**STATED TASK:** Find every line in the records that holds the string "title". Copy each one.
╭──
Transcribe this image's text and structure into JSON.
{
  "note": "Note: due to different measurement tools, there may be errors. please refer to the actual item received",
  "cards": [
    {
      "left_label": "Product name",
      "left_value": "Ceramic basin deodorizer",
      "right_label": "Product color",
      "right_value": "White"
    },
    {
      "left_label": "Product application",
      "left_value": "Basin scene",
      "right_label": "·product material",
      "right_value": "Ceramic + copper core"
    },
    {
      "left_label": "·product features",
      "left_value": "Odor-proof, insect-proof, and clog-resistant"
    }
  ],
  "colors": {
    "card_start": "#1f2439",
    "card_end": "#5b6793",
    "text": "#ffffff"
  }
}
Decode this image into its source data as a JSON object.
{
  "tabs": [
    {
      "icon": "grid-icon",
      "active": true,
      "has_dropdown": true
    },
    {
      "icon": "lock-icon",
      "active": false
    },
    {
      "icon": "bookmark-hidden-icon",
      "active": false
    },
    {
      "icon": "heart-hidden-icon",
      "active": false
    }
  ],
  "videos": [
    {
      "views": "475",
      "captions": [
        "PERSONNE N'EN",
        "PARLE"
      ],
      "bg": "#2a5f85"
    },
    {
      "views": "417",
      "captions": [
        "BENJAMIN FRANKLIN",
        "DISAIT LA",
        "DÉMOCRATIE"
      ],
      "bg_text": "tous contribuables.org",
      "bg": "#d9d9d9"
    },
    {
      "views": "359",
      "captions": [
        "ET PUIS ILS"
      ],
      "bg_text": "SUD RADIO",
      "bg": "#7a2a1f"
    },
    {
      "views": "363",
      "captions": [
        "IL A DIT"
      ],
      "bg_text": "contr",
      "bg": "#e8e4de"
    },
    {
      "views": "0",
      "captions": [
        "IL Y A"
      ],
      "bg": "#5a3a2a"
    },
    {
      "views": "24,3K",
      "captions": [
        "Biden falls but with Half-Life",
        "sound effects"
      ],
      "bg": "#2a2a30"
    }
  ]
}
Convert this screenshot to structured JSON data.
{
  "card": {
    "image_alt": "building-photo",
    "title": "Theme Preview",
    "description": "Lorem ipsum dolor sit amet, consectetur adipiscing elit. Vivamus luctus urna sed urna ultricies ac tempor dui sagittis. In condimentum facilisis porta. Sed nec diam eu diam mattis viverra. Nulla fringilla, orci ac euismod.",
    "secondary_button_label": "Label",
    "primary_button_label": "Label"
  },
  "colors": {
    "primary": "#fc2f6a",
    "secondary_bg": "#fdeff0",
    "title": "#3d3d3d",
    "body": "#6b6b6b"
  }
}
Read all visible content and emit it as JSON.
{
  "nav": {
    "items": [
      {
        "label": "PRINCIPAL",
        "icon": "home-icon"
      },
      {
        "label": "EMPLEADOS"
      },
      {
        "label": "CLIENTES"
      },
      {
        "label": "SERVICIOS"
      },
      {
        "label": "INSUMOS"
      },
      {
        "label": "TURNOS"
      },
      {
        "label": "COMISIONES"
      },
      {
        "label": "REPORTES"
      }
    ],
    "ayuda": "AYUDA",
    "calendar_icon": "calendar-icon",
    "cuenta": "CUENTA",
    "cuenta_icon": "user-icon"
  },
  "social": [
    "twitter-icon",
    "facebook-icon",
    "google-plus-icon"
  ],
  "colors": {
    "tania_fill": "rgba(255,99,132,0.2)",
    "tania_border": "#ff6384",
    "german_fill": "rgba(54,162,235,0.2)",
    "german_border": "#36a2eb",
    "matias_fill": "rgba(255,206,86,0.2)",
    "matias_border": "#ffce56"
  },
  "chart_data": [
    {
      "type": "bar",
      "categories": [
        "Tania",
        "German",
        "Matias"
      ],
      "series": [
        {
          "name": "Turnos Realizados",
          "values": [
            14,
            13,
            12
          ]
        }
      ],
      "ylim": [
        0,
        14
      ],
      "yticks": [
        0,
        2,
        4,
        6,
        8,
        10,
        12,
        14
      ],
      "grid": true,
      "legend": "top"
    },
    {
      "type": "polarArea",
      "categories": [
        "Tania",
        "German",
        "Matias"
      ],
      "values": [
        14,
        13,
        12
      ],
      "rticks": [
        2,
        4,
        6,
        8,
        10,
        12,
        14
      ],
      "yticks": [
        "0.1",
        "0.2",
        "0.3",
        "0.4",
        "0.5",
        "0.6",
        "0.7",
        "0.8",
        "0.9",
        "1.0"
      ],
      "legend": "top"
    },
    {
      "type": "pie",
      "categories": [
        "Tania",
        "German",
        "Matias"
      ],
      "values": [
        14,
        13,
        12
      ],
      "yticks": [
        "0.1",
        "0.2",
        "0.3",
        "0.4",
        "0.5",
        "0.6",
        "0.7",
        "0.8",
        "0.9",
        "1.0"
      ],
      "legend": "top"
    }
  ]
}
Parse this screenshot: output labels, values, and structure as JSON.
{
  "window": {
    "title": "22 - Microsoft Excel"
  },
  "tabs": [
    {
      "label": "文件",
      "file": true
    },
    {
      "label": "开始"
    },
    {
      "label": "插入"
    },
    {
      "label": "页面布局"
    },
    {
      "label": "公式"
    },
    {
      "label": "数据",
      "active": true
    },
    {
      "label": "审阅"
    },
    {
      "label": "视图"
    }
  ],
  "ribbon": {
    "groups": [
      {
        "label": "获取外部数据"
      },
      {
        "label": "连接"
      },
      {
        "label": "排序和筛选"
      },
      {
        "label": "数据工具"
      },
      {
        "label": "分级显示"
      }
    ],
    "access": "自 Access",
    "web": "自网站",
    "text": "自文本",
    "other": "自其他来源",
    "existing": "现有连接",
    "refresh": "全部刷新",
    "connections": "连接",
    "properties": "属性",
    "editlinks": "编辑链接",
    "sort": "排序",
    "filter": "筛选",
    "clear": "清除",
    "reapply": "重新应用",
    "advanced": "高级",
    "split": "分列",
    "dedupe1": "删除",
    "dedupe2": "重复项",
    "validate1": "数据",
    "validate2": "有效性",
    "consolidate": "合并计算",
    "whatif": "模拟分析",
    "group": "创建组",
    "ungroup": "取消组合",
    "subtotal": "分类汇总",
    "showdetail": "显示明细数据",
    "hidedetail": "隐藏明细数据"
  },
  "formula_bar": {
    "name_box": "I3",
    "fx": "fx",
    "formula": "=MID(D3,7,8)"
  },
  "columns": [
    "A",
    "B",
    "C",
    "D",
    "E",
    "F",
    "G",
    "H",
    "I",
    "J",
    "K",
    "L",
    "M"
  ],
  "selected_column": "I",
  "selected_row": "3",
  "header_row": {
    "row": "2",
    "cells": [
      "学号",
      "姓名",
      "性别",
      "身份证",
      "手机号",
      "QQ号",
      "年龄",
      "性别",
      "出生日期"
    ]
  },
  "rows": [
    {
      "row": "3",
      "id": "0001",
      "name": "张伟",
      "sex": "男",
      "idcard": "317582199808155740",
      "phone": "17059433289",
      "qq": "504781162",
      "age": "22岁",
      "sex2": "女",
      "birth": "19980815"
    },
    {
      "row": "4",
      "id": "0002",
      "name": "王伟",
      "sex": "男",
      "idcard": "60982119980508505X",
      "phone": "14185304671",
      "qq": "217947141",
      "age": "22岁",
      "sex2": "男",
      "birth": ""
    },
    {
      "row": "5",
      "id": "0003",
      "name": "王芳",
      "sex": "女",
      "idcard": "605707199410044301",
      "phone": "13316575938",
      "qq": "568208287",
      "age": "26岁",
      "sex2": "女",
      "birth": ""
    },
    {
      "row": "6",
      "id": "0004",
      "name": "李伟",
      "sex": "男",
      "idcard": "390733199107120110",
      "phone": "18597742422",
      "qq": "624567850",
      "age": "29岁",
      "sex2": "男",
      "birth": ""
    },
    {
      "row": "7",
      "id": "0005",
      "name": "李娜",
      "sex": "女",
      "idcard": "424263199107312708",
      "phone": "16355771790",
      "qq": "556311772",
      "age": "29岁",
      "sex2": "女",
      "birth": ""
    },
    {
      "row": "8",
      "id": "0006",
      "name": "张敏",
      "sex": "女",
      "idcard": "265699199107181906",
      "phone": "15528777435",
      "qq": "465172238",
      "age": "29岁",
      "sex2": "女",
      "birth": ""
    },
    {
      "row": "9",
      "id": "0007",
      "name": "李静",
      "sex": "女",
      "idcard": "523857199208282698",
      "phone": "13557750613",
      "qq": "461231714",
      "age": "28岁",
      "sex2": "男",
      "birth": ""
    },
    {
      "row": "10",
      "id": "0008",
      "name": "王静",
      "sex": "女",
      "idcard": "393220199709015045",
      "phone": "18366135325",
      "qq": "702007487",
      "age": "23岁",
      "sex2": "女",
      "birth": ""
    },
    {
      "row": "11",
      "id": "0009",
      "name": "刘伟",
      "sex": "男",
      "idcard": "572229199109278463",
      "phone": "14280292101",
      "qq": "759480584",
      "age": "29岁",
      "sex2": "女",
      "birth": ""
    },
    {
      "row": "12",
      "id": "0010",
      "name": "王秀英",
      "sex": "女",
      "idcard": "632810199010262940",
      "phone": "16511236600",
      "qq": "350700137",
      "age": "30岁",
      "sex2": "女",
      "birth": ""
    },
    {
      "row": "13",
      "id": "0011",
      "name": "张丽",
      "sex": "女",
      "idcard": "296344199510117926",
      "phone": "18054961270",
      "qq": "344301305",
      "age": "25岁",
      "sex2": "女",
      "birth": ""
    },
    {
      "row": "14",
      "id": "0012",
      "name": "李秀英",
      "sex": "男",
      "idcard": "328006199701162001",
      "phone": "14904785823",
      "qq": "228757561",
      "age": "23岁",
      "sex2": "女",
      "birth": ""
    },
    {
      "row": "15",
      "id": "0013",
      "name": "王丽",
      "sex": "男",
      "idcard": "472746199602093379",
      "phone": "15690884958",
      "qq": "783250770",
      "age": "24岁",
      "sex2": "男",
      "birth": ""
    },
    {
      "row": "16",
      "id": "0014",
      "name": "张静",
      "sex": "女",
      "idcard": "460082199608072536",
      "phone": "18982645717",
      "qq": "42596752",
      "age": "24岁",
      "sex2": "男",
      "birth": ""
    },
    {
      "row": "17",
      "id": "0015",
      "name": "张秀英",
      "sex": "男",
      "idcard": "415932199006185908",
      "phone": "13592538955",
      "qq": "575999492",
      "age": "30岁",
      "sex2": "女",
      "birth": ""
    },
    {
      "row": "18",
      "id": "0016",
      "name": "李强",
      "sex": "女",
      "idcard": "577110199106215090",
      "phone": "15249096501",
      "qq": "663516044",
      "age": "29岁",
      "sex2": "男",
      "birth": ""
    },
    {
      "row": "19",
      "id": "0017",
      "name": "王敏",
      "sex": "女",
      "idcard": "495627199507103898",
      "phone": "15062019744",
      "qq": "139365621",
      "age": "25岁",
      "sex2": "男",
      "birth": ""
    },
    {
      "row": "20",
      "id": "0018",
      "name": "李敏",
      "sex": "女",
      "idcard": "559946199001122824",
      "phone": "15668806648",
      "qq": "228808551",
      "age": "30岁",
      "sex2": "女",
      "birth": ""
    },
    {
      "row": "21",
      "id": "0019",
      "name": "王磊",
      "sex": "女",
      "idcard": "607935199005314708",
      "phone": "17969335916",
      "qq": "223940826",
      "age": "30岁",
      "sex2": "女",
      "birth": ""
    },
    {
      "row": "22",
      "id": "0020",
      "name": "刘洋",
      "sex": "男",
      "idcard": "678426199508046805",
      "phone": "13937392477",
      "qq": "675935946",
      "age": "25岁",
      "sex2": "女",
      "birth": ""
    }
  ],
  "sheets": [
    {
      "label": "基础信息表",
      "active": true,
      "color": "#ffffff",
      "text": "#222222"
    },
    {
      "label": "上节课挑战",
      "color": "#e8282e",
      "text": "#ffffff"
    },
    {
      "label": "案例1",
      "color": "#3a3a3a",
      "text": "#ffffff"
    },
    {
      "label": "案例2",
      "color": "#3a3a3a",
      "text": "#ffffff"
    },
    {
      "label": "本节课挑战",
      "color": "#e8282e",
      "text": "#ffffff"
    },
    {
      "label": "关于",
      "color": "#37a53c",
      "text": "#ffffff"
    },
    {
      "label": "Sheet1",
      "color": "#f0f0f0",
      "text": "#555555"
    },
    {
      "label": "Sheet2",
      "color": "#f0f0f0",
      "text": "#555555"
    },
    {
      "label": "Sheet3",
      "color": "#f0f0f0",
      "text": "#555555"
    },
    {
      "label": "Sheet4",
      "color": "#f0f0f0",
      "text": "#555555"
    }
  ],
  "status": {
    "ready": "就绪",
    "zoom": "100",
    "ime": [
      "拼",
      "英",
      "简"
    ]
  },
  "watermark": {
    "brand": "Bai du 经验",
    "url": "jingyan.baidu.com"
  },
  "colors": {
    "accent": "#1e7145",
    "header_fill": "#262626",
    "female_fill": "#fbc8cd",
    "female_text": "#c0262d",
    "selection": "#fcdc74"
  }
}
╰──
**REPLY:**
    "title": "Theme Preview",
    "title": "#3d3d3d",
    "title": "22 - Microsoft Excel"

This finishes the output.